- _Dataset records_:

= = =

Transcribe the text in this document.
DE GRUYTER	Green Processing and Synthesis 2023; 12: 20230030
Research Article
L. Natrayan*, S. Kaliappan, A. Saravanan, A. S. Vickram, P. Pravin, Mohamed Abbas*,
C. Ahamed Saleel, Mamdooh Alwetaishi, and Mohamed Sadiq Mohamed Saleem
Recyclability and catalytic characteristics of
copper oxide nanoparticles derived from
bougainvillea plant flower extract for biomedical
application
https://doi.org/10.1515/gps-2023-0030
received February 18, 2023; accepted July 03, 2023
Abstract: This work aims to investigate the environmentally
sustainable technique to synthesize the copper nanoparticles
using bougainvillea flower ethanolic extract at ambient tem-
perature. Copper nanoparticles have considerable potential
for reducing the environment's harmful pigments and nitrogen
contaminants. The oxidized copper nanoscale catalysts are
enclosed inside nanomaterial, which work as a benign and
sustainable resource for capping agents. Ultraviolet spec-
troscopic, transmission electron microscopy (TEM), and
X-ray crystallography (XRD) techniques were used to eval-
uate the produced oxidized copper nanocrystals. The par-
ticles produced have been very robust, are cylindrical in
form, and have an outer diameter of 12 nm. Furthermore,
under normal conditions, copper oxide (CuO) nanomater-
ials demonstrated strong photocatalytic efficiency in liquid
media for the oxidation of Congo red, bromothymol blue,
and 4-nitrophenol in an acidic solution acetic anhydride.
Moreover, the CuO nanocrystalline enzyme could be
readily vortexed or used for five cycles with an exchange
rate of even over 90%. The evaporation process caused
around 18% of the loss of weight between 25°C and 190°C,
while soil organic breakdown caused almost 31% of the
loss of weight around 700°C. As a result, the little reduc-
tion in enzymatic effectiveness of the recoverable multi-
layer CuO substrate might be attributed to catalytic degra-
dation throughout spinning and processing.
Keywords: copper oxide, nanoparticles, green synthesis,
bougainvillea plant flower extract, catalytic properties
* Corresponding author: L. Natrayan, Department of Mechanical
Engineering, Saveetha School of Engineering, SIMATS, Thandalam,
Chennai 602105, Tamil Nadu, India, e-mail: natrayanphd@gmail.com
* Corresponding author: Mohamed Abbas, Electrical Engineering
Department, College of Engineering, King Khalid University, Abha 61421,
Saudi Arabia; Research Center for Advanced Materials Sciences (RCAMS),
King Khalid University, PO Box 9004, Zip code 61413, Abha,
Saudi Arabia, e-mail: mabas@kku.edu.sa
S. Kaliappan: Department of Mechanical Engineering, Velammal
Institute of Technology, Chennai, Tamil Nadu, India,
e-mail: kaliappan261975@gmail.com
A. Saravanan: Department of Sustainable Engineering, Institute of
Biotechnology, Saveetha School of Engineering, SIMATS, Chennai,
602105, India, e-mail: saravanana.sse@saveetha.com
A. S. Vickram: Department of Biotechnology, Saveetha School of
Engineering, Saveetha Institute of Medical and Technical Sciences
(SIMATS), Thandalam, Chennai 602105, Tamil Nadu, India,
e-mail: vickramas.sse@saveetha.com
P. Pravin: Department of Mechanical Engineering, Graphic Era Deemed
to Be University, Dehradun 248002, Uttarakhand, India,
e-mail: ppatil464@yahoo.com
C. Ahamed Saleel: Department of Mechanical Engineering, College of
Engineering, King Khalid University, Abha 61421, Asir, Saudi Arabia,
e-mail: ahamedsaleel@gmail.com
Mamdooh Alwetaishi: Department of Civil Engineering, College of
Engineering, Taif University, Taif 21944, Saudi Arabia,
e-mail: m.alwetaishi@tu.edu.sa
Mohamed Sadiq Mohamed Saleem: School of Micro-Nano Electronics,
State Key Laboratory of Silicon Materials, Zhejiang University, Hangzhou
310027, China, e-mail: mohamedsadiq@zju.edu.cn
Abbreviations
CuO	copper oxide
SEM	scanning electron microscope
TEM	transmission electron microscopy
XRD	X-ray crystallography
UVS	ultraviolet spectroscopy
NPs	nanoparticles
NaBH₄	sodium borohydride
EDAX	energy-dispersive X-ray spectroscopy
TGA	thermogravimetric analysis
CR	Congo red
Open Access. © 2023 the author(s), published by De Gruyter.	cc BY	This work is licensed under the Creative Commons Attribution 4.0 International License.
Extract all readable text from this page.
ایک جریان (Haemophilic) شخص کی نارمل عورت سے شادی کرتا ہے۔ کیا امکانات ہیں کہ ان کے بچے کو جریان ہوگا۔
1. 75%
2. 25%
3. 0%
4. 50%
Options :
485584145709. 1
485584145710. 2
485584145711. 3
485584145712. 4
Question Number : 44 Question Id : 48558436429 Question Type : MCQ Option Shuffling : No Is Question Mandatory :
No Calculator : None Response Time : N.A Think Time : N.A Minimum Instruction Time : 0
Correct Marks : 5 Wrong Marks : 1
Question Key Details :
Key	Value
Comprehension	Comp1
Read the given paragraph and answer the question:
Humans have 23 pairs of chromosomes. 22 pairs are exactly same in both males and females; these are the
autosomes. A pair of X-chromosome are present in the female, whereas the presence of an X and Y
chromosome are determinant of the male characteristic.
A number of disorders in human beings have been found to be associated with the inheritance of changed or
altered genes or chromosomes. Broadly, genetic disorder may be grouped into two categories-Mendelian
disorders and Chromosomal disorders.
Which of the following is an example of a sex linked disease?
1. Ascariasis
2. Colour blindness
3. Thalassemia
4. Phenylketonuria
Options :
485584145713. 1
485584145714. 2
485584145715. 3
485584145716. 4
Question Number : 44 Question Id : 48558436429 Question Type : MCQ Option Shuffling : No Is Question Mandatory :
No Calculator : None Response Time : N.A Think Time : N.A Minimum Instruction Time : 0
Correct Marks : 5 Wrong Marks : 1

= = =

Go through the records above and count every line that includes "Research". Give the number and nothing else.

- _Response to the exercise_:
2